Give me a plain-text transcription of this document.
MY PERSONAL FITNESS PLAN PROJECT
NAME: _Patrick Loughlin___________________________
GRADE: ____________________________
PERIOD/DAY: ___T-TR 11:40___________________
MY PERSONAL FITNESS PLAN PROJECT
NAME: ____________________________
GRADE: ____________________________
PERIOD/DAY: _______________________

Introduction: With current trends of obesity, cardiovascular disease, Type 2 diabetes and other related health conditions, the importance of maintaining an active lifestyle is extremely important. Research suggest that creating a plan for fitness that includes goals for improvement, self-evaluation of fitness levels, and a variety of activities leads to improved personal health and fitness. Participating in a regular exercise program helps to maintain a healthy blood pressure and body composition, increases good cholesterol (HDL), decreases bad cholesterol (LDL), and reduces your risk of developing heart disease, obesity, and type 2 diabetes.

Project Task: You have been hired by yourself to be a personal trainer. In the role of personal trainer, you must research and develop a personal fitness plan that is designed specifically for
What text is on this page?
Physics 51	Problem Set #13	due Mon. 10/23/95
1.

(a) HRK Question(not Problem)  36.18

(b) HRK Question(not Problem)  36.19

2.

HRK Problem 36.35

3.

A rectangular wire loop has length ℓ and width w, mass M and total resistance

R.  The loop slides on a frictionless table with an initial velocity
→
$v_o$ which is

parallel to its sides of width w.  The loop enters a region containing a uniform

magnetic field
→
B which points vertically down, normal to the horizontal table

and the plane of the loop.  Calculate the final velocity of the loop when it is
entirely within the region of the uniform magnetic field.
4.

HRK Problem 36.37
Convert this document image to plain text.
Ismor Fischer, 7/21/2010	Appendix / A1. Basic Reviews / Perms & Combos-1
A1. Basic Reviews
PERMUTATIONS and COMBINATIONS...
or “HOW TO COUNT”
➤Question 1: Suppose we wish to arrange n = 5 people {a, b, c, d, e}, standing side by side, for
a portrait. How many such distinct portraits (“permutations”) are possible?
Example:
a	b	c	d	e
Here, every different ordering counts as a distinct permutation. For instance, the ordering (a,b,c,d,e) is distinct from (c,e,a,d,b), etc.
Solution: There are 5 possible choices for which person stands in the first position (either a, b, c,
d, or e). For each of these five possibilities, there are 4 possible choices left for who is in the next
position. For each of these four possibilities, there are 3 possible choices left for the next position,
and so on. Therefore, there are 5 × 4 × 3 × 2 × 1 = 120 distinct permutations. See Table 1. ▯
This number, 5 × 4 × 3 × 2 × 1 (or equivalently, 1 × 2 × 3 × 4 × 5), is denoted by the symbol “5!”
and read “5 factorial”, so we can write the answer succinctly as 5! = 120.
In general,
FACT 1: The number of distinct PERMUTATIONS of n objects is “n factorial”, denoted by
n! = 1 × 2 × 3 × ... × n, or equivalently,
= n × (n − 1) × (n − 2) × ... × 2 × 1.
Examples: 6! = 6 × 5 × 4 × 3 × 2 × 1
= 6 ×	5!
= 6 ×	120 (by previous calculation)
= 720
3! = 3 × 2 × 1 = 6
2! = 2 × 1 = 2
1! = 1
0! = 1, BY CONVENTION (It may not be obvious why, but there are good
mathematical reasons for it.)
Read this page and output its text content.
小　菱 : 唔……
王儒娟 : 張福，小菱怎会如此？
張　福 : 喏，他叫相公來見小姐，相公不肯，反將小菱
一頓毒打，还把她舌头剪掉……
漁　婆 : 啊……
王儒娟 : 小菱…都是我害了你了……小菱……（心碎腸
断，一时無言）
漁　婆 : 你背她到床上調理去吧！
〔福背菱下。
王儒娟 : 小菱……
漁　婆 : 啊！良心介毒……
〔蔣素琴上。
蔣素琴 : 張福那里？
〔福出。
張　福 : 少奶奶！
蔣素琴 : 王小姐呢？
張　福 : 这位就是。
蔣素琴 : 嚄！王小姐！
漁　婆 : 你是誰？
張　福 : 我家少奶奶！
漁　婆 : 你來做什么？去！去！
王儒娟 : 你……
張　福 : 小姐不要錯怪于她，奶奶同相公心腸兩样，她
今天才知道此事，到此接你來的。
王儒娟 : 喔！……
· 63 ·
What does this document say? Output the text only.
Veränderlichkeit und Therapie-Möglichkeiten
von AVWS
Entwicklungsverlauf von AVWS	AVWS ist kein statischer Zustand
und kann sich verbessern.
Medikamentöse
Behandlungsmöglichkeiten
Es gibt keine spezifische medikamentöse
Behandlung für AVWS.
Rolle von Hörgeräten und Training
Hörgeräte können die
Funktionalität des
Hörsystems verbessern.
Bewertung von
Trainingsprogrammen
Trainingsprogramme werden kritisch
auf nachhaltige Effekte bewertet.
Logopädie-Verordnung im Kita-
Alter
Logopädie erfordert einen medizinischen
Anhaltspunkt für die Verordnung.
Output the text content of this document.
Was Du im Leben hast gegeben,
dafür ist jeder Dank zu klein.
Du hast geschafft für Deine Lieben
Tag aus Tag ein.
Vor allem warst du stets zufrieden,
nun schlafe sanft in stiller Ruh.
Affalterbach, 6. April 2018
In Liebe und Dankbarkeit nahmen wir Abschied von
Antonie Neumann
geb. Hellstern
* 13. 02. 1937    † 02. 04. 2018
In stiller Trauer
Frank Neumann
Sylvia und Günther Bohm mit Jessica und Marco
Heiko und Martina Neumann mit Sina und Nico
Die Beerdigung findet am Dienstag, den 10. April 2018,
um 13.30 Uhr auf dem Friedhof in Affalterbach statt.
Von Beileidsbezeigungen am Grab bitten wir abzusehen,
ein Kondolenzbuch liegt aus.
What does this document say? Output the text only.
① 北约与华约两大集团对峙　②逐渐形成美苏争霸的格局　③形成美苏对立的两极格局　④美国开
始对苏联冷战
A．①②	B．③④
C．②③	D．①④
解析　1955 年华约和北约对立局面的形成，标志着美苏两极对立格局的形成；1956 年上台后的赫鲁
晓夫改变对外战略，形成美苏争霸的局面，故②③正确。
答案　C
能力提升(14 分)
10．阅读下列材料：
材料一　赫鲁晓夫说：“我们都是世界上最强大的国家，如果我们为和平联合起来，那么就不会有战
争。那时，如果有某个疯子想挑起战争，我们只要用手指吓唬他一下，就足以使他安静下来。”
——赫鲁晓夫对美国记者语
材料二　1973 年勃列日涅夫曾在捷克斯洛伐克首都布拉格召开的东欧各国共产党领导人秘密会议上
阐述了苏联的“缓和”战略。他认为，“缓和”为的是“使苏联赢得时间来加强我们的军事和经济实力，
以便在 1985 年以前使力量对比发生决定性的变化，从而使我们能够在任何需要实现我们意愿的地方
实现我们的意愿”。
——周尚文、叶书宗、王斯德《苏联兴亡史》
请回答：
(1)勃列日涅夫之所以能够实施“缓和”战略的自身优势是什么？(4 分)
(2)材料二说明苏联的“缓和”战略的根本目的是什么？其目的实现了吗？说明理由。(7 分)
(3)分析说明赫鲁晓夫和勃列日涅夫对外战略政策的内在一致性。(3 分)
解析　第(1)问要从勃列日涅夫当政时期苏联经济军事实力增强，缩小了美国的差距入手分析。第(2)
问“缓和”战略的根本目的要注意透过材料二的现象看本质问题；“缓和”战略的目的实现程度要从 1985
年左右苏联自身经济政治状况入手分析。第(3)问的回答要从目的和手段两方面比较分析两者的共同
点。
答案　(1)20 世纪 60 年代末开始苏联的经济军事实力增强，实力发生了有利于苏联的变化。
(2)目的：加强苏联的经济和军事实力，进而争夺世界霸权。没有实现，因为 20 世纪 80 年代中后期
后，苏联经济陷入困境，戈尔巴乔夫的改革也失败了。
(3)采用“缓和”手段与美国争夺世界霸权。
================
◆ **Instructions to follow**:
Extract all of the data exactly as written.

◆ **Answer to this exercise**:
Give me a plain-text transcription of this document.
MY PERSONAL FITNESS PLAN PROJECT
NAME: _Patrick Loughlin___________________________
GRADE: ____________________________
PERIOD/DAY: ___T-TR 11:40___________________
MY PERSONAL FITNESS PLAN PROJECT
NAME: ____________________________
GRADE: ____________________________
PERIOD/DAY: _______________________

Introduction: With current trends of obesity, cardiovascular disease, Type 2 diabetes and other related health conditions, the importance of maintaining an active lifestyle is extremely important. Research suggest that creating a plan for fitness that includes goals for improvement, self-evaluation of fitness levels, and a variety of activities leads to improved personal health and fitness. Participating in a regular exercise program helps to maintain a healthy blood pressure and body composition, increases good cholesterol (HDL), decreases bad cholesterol (LDL), and reduces your risk of developing heart disease, obesity, and type 2 diabetes.

Project Task: You have been hired by yourself to be a personal trainer. In the role of personal trainer, you must research and develop a personal fitness plan that is designed specifically for
What text is on this page?
Physics 51	Problem Set #13	due Mon. 10/23/95
1.

(a) HRK Question(not Problem)  36.18

(b) HRK Question(not Problem)  36.19

2.

HRK Problem 36.35

3.

A rectangular wire loop has length ℓ and width w, mass M and total resistance

R.  The loop slides on a frictionless table with an initial velocity
→
$v_o$ which is

parallel to its sides of width w.  The loop enters a region containing a uniform

magnetic field
→
B which points vertically down, normal to the horizontal table

and the plane of the loop.  Calculate the final velocity of the loop when it is
entirely within the region of the uniform magnetic field.
4.

HRK Problem 36.37
Convert this document image to plain text.
Ismor Fischer, 7/21/2010	Appendix / A1. Basic Reviews / Perms & Combos-1
A1. Basic Reviews
PERMUTATIONS and COMBINATIONS...
or “HOW TO COUNT”
➤Question 1: Suppose we wish to arrange n = 5 people {a, b, c, d, e}, standing side by side, for
a portrait. How many such distinct portraits (“permutations”) are possible?
Example:
a	b	c	d	e
Here, every different ordering counts as a distinct permutation. For instance, the ordering (a,b,c,d,e) is distinct from (c,e,a,d,b), etc.
Solution: There are 5 possible choices for which person stands in the first position (either a, b, c,
d, or e). For each of these five possibilities, there are 4 possible choices left for who is in the next
position. For each of these four possibilities, there are 3 possible choices left for the next position,
and so on. Therefore, there are 5 × 4 × 3 × 2 × 1 = 120 distinct permutations. See Table 1. ▯
This number, 5 × 4 × 3 × 2 × 1 (or equivalently, 1 × 2 × 3 × 4 × 5), is denoted by the symbol “5!”
and read “5 factorial”, so we can write the answer succinctly as 5! = 120.
In general,
FACT 1: The number of distinct PERMUTATIONS of n objects is “n factorial”, denoted by
n! = 1 × 2 × 3 × ... × n, or equivalently,
= n × (n − 1) × (n − 2) × ... × 2 × 1.
Examples: 6! = 6 × 5 × 4 × 3 × 2 × 1
= 6 ×	5!
= 6 ×	120 (by previous calculation)
= 720
3! = 3 × 2 × 1 = 6
2! = 2 × 1 = 2
1! = 1
0! = 1, BY CONVENTION (It may not be obvious why, but there are good
mathematical reasons for it.)
Read this page and output its text content.
小　菱 : 唔……
王儒娟 : 張福，小菱怎会如此？
張　福 : 喏，他叫相公來見小姐，相公不肯，反將小菱
一頓毒打，还把她舌头剪掉……
漁　婆 : 啊……
王儒娟 : 小菱…都是我害了你了……小菱……（心碎腸
断，一时無言）
漁　婆 : 你背她到床上調理去吧！
〔福背菱下。
王儒娟 : 小菱……
漁　婆 : 啊！良心介毒……
〔蔣素琴上。
蔣素琴 : 張福那里？
〔福出。
張　福 : 少奶奶！
蔣素琴 : 王小姐呢？
張　福 : 这位就是。
蔣素琴 : 嚄！王小姐！
漁　婆 : 你是誰？
張　福 : 我家少奶奶！
漁　婆 : 你來做什么？去！去！
王儒娟 : 你……
張　福 : 小姐不要錯怪于她，奶奶同相公心腸兩样，她
今天才知道此事，到此接你來的。
王儒娟 : 喔！……
· 63 ·
What does this document say? Output the text only.
Veränderlichkeit und Therapie-Möglichkeiten
von AVWS
Entwicklungsverlauf von AVWS	AVWS ist kein statischer Zustand
und kann sich verbessern.
Medikamentöse
Behandlungsmöglichkeiten
Es gibt keine spezifische medikamentöse
Behandlung für AVWS.
Rolle von Hörgeräten und Training
Hörgeräte können die
Funktionalität des
Hörsystems verbessern.
Bewertung von
Trainingsprogrammen
Trainingsprogramme werden kritisch
auf nachhaltige Effekte bewertet.
Logopädie-Verordnung im Kita-
Alter
Logopädie erfordert einen medizinischen
Anhaltspunkt für die Verordnung.
Output the text content of this document.
Was Du im Leben hast gegeben,
dafür ist jeder Dank zu klein.
Du hast geschafft für Deine Lieben
Tag aus Tag ein.
Vor allem warst du stets zufrieden,
nun schlafe sanft in stiller Ruh.
Affalterbach, 6. April 2018
In Liebe und Dankbarkeit nahmen wir Abschied von
Antonie Neumann
geb. Hellstern
* 13. 02. 1937    † 02. 04. 2018
In stiller Trauer
Frank Neumann
Sylvia und Günther Bohm mit Jessica und Marco
Heiko und Martina Neumann mit Sina und Nico
Die Beerdigung findet am Dienstag, den 10. April 2018,
um 13.30 Uhr auf dem Friedhof in Affalterbach statt.
Von Beileidsbezeigungen am Grab bitten wir abzusehen,
ein Kondolenzbuch liegt aus.
What does this document say? Output the text only.
① 北约与华约两大集团对峙　②逐渐形成美苏争霸的格局　③形成美苏对立的两极格局　④美国开
始对苏联冷战
A．①②	B．③④
C．②③	D．①④
解析　1955 年华约和北约对立局面的形成，标志着美苏两极对立格局的形成；1956 年上台后的赫鲁
晓夫改变对外战略，形成美苏争霸的局面，故②③正确。
答案　C
能力提升(14 分)
10．阅读下列材料：
材料一　赫鲁晓夫说：“我们都是世界上最强大的国家，如果我们为和平联合起来，那么就不会有战
争。那时，如果有某个疯子想挑起战争，我们只要用手指吓唬他一下，就足以使他安静下来。”
——赫鲁晓夫对美国记者语
材料二　1973 年勃列日涅夫曾在捷克斯洛伐克首都布拉格召开的东欧各国共产党领导人秘密会议上
阐述了苏联的“缓和”战略。他认为，“缓和”为的是“使苏联赢得时间来加强我们的军事和经济实力，
以便在 1985 年以前使力量对比发生决定性的变化，从而使我们能够在任何需要实现我们意愿的地方
实现我们的意愿”。
——周尚文、叶书宗、王斯德《苏联兴亡史》
请回答：
(1)勃列日涅夫之所以能够实施“缓和”战略的自身优势是什么？(4 分)
(2)材料二说明苏联的“缓和”战略的根本目的是什么？其目的实现了吗？说明理由。(7 分)
(3)分析说明赫鲁晓夫和勃列日涅夫对外战略政策的内在一致性。(3 分)
解析　第(1)问要从勃列日涅夫当政时期苏联经济军事实力增强，缩小了美国的差距入手分析。第(2)
问“缓和”战略的根本目的要注意透过材料二的现象看本质问题；“缓和”战略的目的实现程度要从 1985
年左右苏联自身经济政治状况入手分析。第(3)问的回答要从目的和手段两方面比较分析两者的共同
点。
答案　(1)20 世纪 60 年代末开始苏联的经济军事实力增强，实力发生了有利于苏联的变化。
(2)目的：加强苏联的经济和军事实力，进而争夺世界霸权。没有实现，因为 20 世纪 80 年代中后期
后，苏联经济陷入困境，戈尔巴乔夫的改革也失败了。
(3)采用“缓和”手段与美国争夺世界霸权。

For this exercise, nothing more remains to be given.